PROVIDED DATA:
■ ■ ■ ■
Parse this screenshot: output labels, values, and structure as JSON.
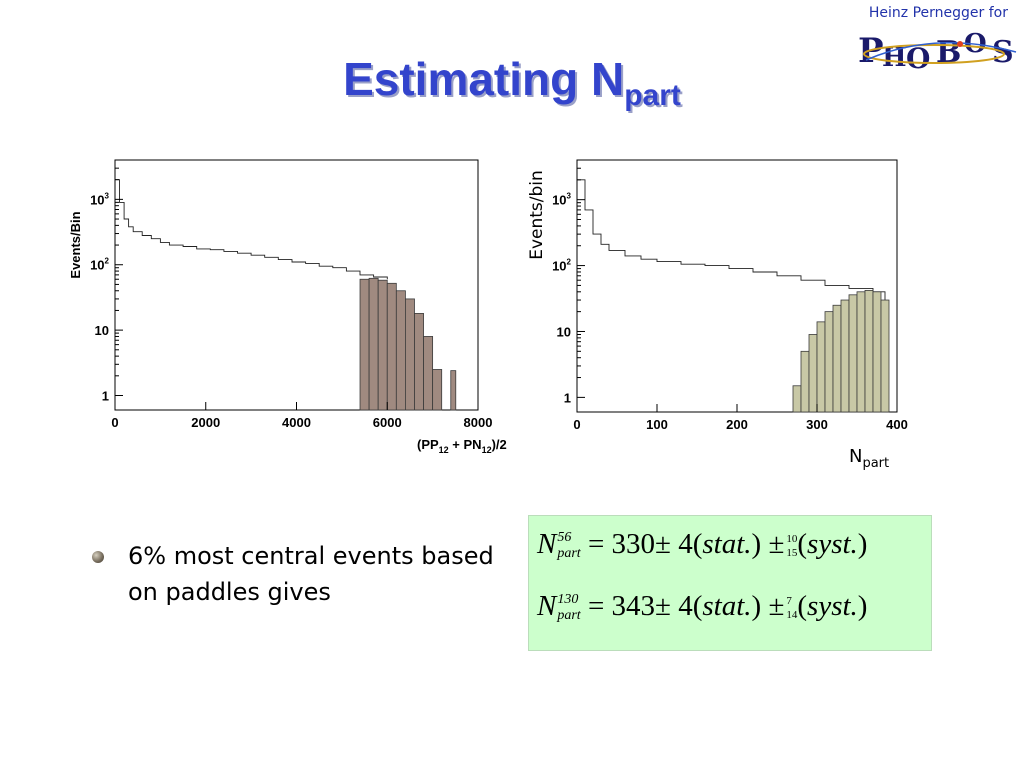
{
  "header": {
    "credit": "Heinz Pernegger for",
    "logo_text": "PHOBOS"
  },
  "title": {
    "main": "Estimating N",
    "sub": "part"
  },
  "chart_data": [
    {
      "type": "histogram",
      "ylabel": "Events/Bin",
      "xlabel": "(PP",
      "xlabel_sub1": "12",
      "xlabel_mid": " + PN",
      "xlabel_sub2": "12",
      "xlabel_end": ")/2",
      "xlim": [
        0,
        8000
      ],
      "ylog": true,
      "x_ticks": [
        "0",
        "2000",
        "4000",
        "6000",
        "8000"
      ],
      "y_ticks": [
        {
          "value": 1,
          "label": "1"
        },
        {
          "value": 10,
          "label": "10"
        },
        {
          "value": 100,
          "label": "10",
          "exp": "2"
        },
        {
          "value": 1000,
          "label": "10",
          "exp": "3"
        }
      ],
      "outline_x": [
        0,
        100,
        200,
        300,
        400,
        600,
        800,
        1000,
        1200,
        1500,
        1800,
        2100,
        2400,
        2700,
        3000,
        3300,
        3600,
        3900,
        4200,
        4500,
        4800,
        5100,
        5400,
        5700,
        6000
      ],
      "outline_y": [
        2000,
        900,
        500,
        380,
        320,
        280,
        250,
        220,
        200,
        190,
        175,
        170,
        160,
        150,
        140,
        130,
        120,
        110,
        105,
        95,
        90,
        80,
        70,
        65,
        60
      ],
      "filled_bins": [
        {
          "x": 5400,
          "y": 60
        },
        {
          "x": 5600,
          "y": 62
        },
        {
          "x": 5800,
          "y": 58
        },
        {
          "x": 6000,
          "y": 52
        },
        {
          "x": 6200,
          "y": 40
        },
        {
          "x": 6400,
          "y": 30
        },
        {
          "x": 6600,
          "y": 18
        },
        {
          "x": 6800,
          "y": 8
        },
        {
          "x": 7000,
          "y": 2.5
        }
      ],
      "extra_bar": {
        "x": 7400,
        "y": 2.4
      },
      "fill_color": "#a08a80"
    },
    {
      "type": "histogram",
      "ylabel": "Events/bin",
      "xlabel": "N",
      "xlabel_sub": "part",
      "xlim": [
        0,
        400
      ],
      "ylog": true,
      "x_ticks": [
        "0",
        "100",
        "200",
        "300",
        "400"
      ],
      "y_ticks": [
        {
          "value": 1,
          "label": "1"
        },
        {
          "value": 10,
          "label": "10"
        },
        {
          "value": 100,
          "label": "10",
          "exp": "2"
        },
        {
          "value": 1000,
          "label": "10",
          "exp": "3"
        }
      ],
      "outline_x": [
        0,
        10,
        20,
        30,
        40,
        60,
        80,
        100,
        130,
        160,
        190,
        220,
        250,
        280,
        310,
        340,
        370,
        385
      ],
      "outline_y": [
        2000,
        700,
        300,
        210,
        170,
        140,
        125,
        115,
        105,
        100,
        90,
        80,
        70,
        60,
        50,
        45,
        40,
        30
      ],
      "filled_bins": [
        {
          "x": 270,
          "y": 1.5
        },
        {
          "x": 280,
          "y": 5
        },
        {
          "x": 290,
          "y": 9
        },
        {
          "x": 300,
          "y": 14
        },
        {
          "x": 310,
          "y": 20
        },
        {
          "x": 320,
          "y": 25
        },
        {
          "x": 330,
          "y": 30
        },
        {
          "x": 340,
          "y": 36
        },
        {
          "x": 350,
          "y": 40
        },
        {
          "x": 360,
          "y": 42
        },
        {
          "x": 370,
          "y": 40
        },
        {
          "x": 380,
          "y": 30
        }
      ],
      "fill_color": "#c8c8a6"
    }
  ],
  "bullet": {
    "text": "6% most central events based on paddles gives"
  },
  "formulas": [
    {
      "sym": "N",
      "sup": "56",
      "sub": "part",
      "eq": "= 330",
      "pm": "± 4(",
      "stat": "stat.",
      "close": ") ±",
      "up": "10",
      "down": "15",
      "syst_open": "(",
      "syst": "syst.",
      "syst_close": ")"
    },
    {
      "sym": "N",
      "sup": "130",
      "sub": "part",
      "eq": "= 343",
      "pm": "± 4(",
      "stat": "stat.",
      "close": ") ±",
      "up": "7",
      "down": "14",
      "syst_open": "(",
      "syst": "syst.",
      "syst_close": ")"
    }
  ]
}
■ ■ ■ ■
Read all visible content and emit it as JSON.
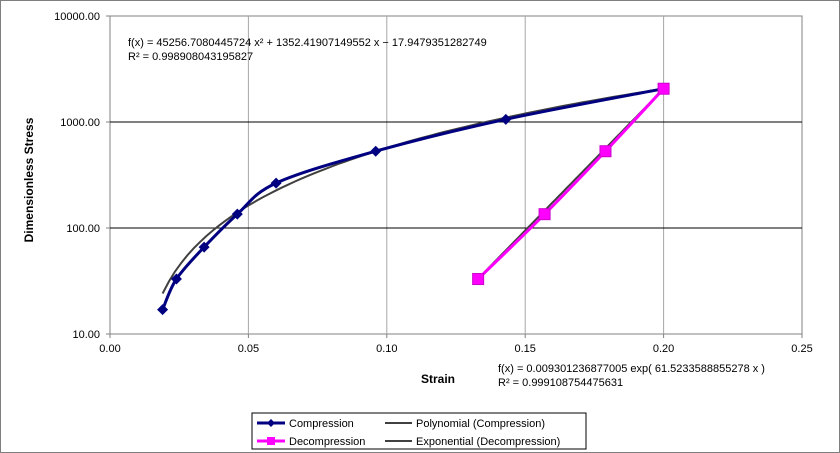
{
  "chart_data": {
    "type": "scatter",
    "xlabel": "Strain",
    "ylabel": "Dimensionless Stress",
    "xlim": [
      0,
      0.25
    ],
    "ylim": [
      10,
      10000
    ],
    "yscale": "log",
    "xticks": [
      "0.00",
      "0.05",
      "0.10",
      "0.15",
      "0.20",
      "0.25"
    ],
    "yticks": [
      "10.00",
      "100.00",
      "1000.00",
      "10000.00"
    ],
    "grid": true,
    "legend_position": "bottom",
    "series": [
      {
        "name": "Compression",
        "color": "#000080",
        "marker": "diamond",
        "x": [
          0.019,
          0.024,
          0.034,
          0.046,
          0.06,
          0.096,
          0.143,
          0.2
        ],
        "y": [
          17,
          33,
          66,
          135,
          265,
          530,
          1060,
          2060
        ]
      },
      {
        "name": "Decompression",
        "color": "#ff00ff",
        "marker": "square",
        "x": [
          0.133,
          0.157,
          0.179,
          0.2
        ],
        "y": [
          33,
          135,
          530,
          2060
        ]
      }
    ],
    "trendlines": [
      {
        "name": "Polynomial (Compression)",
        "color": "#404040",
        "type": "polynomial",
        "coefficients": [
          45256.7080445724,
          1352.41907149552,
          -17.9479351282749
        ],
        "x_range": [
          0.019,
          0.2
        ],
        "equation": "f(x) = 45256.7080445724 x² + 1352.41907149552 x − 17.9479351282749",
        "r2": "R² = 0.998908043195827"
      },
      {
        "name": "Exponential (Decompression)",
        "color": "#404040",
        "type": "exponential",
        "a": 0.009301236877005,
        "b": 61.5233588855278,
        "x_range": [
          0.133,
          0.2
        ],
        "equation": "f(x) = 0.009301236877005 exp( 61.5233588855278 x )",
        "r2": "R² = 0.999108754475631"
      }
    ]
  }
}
■ ■ ■ ■
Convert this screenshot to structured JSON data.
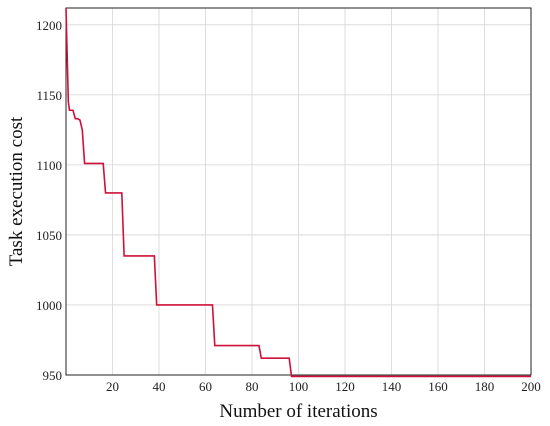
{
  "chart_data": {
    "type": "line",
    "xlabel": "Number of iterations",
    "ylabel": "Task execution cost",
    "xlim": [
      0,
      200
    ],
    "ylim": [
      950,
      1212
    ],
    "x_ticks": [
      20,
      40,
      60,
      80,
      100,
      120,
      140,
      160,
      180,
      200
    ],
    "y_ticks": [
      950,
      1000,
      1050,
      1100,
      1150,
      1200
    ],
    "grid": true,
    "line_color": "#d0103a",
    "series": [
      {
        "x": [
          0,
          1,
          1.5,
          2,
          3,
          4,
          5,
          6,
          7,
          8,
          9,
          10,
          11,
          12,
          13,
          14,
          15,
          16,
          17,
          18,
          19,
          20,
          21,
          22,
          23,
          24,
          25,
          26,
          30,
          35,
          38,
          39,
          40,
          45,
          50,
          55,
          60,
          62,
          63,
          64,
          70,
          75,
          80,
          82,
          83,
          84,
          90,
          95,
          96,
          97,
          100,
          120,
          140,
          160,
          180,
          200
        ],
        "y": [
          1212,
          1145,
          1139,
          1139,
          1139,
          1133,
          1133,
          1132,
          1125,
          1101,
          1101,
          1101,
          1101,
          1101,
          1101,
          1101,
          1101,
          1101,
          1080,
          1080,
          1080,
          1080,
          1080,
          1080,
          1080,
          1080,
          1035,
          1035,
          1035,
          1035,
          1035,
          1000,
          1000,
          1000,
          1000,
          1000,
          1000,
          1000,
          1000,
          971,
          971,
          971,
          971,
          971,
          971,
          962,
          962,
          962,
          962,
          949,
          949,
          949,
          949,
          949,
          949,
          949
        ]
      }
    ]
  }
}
■ ■ ■ ■
EXERCISE:
Locate all lines in the listing above with the word "screenshot". Copy them.

EXERCISE SOLUTION:
Parse this screenshot: output labels, values, and structure as JSON.
Convert this screenshot to structured JSON data.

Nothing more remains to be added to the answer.